Figure data in JSON -

(begin)

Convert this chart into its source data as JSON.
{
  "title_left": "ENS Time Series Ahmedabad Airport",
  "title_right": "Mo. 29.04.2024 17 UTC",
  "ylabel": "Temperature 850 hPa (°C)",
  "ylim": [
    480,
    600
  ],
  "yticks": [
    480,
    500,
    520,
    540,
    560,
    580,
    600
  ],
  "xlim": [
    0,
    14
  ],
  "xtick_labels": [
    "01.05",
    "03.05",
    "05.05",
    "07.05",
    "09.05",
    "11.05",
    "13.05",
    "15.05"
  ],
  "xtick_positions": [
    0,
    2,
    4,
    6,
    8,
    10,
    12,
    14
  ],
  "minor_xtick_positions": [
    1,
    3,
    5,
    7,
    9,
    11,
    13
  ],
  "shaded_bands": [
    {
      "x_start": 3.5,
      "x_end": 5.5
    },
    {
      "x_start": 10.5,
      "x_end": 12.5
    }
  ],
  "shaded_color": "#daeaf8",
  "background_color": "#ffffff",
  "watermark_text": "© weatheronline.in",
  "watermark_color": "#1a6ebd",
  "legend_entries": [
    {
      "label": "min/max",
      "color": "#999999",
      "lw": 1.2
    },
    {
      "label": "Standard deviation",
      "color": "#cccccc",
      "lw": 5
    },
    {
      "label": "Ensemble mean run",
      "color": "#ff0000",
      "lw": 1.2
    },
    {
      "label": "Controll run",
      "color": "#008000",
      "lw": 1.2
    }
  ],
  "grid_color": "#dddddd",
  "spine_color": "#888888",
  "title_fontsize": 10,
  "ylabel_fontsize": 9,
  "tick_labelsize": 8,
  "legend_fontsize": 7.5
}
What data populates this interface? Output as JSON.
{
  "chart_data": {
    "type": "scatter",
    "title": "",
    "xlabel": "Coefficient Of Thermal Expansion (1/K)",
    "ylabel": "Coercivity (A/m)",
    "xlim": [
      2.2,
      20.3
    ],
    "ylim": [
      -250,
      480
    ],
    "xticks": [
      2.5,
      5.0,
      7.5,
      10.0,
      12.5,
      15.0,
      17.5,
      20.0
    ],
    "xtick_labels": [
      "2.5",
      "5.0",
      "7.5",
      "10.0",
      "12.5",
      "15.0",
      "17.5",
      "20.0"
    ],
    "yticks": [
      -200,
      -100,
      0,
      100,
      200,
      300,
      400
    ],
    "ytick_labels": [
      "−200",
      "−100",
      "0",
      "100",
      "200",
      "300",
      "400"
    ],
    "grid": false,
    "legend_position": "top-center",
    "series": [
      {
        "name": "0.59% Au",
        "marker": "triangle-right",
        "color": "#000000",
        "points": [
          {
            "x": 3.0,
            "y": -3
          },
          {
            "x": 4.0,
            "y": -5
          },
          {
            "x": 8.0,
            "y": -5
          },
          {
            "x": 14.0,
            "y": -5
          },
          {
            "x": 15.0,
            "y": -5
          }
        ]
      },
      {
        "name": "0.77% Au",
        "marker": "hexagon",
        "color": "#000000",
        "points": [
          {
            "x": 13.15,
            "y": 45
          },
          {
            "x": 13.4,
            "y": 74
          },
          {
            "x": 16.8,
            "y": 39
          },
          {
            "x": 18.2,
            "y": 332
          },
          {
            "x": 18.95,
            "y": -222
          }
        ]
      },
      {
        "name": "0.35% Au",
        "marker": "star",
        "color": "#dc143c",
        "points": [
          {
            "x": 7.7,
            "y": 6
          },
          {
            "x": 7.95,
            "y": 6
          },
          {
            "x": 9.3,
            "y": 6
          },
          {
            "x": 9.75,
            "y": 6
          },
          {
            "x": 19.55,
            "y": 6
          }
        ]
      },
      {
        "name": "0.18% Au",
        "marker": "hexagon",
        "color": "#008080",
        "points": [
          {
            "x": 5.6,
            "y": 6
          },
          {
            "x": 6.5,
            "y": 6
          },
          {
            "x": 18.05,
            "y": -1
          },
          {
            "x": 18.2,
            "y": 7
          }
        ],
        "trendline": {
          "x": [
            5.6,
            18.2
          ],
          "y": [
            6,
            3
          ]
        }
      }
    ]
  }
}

(end)

What the exercise asks - Restate each of the entries above verbatim.

Solved problem -
Convert this chart into its source data as JSON.
{
  "title_left": "ENS Time Series Ahmedabad Airport",
  "title_right": "Mo. 29.04.2024 17 UTC",
  "ylabel": "Temperature 850 hPa (°C)",
  "ylim": [
    480,
    600
  ],
  "yticks": [
    480,
    500,
    520,
    540,
    560,
    580,
    600
  ],
  "xlim": [
    0,
    14
  ],
  "xtick_labels": [
    "01.05",
    "03.05",
    "05.05",
    "07.05",
    "09.05",
    "11.05",
    "13.05",
    "15.05"
  ],
  "xtick_positions": [
    0,
    2,
    4,
    6,
    8,
    10,
    12,
    14
  ],
  "minor_xtick_positions": [
    1,
    3,
    5,
    7,
    9,
    11,
    13
  ],
  "shaded_bands": [
    {
      "x_start": 3.5,
      "x_end": 5.5
    },
    {
      "x_start": 10.5,
      "x_end": 12.5
    }
  ],
  "shaded_color": "#daeaf8",
  "background_color": "#ffffff",
  "watermark_text": "© weatheronline.in",
  "watermark_color": "#1a6ebd",
  "legend_entries": [
    {
      "label": "min/max",
      "color": "#999999",
      "lw": 1.2
    },
    {
      "label": "Standard deviation",
      "color": "#cccccc",
      "lw": 5
    },
    {
      "label": "Ensemble mean run",
      "color": "#ff0000",
      "lw": 1.2
    },
    {
      "label": "Controll run",
      "color": "#008000",
      "lw": 1.2
    }
  ],
  "grid_color": "#dddddd",
  "spine_color": "#888888",
  "title_fontsize": 10,
  "ylabel_fontsize": 9,
  "tick_labelsize": 8,
  "legend_fontsize": 7.5
}
What data populates this interface? Output as JSON.
{
  "chart_data": {
    "type": "scatter",
    "title": "",
    "xlabel": "Coefficient Of Thermal Expansion (1/K)",
    "ylabel": "Coercivity (A/m)",
    "xlim": [
      2.2,
      20.3
    ],
    "ylim": [
      -250,
      480
    ],
    "xticks": [
      2.5,
      5.0,
      7.5,
      10.0,
      12.5,
      15.0,
      17.5,
      20.0
    ],
    "xtick_labels": [
      "2.5",
      "5.0",
      "7.5",
      "10.0",
      "12.5",
      "15.0",
      "17.5",
      "20.0"
    ],
    "yticks": [
      -200,
      -100,
      0,
      100,
      200,
      300,
      400
    ],
    "ytick_labels": [
      "−200",
      "−100",
      "0",
      "100",
      "200",
      "300",
      "400"
    ],
    "grid": false,
    "legend_position": "top-center",
    "series": [
      {
        "name": "0.59% Au",
        "marker": "triangle-right",
        "color": "#000000",
        "points": [
          {
            "x": 3.0,
            "y": -3
          },
          {
            "x": 4.0,
            "y": -5
          },
          {
            "x": 8.0,
            "y": -5
          },
          {
            "x": 14.0,
            "y": -5
          },
          {
            "x": 15.0,
            "y": -5
          }
        ]
      },
      {
        "name": "0.77% Au",
        "marker": "hexagon",
        "color": "#000000",
        "points": [
          {
            "x": 13.15,
            "y": 45
          },
          {
            "x": 13.4,
            "y": 74
          },
          {
            "x": 16.8,
            "y": 39
          },
          {
            "x": 18.2,
            "y": 332
          },
          {
            "x": 18.95,
            "y": -222
          }
        ]
      },
      {
        "name": "0.35% Au",
        "marker": "star",
        "color": "#dc143c",
        "points": [
          {
            "x": 7.7,
            "y": 6
          },
          {
            "x": 7.95,
            "y": 6
          },
          {
            "x": 9.3,
            "y": 6
          },
          {
            "x": 9.75,
            "y": 6
          },
          {
            "x": 19.55,
            "y": 6
          }
        ]
      },
      {
        "name": "0.18% Au",
        "marker": "hexagon",
        "color": "#008080",
        "points": [
          {
            "x": 5.6,
            "y": 6
          },
          {
            "x": 6.5,
            "y": 6
          },
          {
            "x": 18.05,
            "y": -1
          },
          {
            "x": 18.2,
            "y": 7
          }
        ],
        "trendline": {
          "x": [
            5.6,
            18.2
          ],
          "y": [
            6,
            3
          ]
        }
      }
    ]
  }
}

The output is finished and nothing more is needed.